## Problem
Tell how many lines carry the word "JSON"; the reply is the number and nothing else.

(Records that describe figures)
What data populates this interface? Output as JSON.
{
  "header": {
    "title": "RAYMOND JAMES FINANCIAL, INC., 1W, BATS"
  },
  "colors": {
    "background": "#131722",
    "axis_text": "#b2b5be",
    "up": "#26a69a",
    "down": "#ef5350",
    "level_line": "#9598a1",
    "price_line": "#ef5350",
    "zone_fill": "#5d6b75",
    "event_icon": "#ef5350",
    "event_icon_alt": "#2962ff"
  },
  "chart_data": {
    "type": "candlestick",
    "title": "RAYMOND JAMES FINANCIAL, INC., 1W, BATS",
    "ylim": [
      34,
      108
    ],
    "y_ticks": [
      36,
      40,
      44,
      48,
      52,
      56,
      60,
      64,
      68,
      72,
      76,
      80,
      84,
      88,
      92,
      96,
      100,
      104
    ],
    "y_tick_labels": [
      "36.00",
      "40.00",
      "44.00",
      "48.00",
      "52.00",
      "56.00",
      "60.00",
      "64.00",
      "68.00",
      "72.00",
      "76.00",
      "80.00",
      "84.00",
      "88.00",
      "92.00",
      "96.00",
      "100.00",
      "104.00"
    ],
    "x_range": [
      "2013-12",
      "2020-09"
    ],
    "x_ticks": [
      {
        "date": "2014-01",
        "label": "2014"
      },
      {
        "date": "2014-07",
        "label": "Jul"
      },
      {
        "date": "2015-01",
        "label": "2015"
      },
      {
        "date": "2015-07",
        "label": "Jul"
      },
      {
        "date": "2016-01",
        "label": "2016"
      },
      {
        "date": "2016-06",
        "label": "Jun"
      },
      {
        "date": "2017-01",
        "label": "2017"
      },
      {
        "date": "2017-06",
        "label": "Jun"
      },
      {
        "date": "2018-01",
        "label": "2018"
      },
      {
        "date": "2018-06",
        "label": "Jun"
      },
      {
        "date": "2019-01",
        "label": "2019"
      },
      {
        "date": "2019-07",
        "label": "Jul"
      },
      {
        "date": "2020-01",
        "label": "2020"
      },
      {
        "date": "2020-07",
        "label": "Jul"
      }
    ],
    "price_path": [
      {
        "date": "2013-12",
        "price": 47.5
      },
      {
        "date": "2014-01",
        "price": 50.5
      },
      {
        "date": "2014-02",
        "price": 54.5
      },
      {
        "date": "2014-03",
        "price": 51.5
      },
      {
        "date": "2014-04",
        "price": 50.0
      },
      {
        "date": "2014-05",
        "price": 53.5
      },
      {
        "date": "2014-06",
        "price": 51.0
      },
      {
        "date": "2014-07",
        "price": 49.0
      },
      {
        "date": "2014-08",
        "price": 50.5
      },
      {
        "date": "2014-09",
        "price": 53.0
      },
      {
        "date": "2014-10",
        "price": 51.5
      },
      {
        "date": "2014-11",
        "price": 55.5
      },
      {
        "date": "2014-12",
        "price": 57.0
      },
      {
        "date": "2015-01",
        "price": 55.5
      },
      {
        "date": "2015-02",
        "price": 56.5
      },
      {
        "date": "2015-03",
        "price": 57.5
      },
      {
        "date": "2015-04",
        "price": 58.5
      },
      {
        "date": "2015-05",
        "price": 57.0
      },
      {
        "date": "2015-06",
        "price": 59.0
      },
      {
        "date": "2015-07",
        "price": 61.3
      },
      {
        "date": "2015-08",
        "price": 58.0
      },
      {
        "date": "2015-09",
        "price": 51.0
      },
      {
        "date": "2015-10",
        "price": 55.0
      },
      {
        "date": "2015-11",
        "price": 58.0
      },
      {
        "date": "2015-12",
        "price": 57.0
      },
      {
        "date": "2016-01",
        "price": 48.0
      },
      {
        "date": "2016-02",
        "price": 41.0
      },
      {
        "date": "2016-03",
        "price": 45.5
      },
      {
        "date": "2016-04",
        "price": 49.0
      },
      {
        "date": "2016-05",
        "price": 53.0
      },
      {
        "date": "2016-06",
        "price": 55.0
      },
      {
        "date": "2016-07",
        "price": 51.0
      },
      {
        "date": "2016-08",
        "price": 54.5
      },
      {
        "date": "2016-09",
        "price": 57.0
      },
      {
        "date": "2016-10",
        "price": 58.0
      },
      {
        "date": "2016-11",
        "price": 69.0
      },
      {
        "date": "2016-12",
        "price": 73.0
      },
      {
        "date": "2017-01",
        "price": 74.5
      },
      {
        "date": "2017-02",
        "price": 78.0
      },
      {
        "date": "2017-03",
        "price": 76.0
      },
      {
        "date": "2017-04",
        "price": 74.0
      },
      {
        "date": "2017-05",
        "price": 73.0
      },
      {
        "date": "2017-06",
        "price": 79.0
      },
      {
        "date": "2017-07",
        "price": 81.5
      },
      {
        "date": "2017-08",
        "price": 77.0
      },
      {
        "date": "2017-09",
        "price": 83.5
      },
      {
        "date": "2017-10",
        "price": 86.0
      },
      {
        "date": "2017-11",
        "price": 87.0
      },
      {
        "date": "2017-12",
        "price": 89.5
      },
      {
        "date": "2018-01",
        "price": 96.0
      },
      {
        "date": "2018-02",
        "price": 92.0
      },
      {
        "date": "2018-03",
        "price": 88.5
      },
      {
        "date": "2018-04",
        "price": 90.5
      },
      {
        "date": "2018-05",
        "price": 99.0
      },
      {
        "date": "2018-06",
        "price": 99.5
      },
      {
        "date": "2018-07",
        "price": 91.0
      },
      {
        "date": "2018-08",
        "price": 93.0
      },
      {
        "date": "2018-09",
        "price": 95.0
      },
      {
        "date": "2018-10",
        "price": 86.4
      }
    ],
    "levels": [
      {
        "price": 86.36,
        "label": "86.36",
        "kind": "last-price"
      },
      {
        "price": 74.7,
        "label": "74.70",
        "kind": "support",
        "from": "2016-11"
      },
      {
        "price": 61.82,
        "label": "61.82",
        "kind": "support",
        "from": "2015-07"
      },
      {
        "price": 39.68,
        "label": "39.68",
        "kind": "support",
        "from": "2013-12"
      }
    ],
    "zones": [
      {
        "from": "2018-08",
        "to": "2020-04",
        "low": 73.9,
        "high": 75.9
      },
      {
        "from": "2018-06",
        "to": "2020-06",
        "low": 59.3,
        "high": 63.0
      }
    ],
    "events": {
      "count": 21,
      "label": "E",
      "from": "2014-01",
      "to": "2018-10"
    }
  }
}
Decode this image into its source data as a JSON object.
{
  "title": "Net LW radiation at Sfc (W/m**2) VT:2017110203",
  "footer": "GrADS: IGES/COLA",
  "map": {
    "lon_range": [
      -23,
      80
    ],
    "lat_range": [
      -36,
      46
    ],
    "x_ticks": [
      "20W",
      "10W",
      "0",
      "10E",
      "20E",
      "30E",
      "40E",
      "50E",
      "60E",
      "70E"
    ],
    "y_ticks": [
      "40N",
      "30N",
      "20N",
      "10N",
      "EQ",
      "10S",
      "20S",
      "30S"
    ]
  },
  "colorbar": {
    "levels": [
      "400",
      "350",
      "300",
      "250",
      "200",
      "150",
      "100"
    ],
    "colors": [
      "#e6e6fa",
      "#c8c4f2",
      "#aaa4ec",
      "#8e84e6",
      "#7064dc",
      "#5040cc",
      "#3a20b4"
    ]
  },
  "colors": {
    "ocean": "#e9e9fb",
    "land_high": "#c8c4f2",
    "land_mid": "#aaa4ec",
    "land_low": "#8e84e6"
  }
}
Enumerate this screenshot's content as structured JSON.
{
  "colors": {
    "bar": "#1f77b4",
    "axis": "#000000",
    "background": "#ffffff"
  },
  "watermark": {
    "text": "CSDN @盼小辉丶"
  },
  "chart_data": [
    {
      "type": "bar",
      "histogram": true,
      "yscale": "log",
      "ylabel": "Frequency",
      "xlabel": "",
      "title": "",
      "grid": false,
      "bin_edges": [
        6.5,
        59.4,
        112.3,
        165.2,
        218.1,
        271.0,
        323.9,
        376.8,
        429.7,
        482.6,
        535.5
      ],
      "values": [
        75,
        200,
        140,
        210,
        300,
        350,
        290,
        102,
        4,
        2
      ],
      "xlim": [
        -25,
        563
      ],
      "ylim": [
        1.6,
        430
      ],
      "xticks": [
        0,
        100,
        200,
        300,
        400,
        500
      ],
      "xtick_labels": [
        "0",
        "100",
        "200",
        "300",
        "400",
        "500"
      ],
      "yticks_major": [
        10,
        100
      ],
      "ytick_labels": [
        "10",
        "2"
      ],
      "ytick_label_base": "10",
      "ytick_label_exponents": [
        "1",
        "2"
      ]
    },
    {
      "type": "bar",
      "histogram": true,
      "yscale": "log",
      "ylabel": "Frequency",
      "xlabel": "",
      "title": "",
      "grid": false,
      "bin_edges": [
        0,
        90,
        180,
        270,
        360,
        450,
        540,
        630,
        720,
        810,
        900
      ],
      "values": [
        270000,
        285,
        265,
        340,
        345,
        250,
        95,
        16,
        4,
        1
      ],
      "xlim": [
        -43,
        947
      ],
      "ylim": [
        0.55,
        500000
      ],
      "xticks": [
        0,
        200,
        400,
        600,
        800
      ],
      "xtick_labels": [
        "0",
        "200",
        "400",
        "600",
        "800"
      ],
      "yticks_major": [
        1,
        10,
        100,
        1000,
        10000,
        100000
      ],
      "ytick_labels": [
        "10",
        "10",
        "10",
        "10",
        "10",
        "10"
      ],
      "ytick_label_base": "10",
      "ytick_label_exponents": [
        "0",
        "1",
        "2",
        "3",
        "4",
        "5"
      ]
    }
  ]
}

## Written reply
3